### TEXT SECTION
- Opening Delimiter -
QuoteForcing these kinds of people into bonds with one another seems like bad policy, but what are the alternatives? Is there a way to accomplish the goals of incarceration, discourage networking of criminals, all without resorting to draconian measures?
This topic just couldn’t be more timely: the arrest by a white cop of the greatest living American scholar, “breaking into” his own home has everybody talking at the water-cooler about crime, punishment … and race. Myself, i don’t blame Crowley (the cop) for doing his job, and i thank God and the American system that he ran over there and stopped … what turned out to be a non-crime. But i also don’t blame Gates for his reaction. Even now, in 2009, there is, and i fear there always will be, a huge difference between being a white man and a black man in that situation. A white guy would just chuckle while showing the cop his I.D., would call his family member(s) who might have the spare key, and perhaps would invite the cop in to have a look around once he got the door open … all while not raising his blood pressure one iota, and just having a funny story to tell his pals the next day. While a black man, especially an older, Harvard professor, might easily find this the final straw in a lifetime of being mistaken for a criminal because he was black in a white neighborhood. Maybe here the point is not to blame either of these two people, but rather to talk about who we arrest for what, and why. Thanks for starting the conversation!
- Closing Delimiter -
### DATASET CONTENT
- Opening Delimiter -
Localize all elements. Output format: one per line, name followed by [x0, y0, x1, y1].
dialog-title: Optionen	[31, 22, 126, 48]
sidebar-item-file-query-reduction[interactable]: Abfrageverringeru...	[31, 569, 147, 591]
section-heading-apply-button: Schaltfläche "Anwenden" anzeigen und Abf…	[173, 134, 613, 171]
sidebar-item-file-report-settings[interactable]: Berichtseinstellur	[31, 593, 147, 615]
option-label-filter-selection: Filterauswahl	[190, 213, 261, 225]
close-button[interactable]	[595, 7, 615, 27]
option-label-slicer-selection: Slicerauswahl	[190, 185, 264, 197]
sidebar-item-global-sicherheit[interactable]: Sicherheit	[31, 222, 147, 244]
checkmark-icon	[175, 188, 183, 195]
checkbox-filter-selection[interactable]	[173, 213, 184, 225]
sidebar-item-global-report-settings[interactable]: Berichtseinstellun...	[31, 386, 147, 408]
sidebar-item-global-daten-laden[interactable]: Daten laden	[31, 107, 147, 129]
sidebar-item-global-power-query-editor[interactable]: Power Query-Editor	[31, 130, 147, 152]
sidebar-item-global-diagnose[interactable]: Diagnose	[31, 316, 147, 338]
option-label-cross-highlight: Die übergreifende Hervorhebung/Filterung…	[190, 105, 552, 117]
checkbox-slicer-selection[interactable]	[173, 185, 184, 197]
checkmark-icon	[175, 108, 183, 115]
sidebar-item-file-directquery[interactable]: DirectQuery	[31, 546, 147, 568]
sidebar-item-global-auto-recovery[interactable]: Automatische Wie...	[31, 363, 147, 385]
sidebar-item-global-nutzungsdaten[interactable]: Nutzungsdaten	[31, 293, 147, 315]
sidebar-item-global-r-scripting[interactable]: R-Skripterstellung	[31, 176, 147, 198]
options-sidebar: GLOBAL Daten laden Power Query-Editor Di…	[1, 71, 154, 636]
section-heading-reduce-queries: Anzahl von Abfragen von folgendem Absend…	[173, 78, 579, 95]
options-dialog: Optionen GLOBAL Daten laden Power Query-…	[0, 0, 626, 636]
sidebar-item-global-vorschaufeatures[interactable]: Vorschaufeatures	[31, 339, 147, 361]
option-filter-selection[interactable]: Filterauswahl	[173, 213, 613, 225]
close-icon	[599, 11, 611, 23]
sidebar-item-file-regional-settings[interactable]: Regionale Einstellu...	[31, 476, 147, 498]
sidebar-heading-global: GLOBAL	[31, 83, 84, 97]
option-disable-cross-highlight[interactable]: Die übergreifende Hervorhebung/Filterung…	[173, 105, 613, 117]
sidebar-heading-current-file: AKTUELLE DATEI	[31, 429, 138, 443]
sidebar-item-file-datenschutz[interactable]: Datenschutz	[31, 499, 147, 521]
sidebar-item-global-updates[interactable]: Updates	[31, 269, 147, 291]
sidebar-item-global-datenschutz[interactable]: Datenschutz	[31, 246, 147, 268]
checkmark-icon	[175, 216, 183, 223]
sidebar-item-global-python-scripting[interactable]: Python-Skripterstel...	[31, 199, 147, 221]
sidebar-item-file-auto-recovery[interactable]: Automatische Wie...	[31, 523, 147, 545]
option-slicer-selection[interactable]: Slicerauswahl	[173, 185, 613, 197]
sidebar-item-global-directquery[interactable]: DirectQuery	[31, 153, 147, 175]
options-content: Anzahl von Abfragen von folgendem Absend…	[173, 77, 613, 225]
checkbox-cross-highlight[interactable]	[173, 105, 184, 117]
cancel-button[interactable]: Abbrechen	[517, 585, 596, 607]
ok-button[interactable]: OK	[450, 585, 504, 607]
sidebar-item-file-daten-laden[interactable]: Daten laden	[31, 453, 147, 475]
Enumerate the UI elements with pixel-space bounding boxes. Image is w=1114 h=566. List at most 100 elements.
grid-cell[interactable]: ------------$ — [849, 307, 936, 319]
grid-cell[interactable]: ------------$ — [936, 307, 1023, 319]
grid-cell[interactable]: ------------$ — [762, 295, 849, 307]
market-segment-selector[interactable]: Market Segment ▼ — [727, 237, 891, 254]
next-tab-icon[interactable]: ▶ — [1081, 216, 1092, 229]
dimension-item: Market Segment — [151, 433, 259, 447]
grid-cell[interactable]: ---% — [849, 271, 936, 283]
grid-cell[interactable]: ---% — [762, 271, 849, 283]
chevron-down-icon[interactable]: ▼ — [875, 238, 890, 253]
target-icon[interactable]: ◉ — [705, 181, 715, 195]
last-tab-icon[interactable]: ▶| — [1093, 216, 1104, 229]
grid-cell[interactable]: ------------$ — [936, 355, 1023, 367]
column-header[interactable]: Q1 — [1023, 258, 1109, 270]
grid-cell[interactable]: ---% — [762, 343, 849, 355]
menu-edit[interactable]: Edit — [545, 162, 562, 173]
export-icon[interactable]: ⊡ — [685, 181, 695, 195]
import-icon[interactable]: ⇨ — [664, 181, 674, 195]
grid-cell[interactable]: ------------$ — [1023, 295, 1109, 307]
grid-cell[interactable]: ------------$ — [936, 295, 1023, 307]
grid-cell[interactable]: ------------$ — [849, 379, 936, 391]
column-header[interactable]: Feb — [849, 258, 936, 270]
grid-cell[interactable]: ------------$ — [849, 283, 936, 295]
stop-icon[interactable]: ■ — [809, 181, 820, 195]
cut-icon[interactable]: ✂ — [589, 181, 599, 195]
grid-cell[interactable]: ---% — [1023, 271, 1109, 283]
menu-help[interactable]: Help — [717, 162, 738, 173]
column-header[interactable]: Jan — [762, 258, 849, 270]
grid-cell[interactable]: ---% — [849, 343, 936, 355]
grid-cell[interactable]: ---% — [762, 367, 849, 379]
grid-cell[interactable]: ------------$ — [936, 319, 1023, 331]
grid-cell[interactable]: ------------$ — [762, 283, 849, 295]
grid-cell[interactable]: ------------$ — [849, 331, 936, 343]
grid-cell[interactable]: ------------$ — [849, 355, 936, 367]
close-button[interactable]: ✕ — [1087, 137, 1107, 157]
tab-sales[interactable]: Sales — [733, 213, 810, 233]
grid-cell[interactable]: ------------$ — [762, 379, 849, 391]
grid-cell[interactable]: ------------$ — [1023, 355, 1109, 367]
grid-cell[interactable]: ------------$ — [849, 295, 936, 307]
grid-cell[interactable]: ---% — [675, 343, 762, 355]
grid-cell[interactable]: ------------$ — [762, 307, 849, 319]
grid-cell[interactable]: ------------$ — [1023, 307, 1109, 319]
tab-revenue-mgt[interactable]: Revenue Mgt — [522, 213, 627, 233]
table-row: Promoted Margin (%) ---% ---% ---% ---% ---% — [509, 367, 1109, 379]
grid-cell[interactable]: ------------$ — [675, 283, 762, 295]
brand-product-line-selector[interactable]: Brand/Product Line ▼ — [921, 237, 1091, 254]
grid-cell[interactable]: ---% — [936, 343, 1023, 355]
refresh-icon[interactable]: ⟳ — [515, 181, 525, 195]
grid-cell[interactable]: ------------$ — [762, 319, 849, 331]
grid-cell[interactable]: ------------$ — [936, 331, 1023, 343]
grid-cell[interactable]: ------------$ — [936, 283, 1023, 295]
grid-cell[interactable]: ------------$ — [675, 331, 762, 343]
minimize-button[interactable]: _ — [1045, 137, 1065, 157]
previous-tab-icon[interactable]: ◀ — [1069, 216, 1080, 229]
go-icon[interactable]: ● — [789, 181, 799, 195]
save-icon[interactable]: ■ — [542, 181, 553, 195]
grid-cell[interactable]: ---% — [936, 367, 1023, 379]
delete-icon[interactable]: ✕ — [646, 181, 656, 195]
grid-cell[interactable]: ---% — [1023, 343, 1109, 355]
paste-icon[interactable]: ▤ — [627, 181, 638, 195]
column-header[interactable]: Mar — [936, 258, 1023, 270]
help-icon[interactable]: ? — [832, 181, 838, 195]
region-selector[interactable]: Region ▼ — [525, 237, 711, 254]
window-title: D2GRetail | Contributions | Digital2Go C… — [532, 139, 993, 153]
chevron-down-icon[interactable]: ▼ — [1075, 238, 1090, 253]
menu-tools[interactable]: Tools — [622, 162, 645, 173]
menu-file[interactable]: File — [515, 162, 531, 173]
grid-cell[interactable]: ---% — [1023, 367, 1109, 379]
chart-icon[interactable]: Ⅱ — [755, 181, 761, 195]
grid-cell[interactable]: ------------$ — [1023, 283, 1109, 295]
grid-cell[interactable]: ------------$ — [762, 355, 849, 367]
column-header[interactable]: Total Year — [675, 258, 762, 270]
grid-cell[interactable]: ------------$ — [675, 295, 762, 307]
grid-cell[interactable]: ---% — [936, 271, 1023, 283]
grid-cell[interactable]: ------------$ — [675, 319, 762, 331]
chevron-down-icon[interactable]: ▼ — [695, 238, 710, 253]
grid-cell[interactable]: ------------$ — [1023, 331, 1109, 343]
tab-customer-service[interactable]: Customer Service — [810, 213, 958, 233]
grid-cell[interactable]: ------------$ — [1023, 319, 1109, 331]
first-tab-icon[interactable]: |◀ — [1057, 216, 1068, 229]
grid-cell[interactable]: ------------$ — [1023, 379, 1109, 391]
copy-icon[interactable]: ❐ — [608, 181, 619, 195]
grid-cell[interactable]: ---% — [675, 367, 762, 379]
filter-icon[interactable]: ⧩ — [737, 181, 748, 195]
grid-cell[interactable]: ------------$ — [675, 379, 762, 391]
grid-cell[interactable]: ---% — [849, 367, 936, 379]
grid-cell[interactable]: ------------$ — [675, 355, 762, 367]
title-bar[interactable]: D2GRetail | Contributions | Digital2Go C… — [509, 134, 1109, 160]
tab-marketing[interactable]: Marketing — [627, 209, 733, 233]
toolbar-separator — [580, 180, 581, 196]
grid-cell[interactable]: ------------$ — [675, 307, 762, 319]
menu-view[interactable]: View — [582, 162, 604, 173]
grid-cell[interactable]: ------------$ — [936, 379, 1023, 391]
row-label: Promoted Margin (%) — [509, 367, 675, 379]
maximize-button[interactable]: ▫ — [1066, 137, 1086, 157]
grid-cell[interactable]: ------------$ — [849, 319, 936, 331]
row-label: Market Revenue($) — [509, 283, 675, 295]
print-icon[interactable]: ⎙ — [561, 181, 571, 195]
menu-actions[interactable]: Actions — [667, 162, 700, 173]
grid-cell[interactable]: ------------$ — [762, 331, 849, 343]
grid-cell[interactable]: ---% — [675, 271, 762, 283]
- Closing Delimiter -
### PROBLEMS TO WORK ON
(A) According to the comment, who is the cop the writer does not blame for doing his job?
(B) Translate this sentence from the comment into Spanish: "Maybe here the point is not to blame either of these two people, but rather to talk about who we arrest for what, and why."
(C) Retype the part of the comment starting at "QuoteForcing these kinds" and ending at "to draconian measures?".

### EXERCISE RESPONSES
(A) Crowley.

(B) Quizás aquí lo importante no es culpar a ninguna de estas dos personas, sino más bien hablar de a quién arrestamos, por qué delitos y por qué razón.

(C)
QuoteForcing these kinds of people into bonds with one another seems like bad policy, but what are the alternatives? Is there a way to accomplish the goals of incarceration, discourage networking of criminals, all without resorting to draconian measures?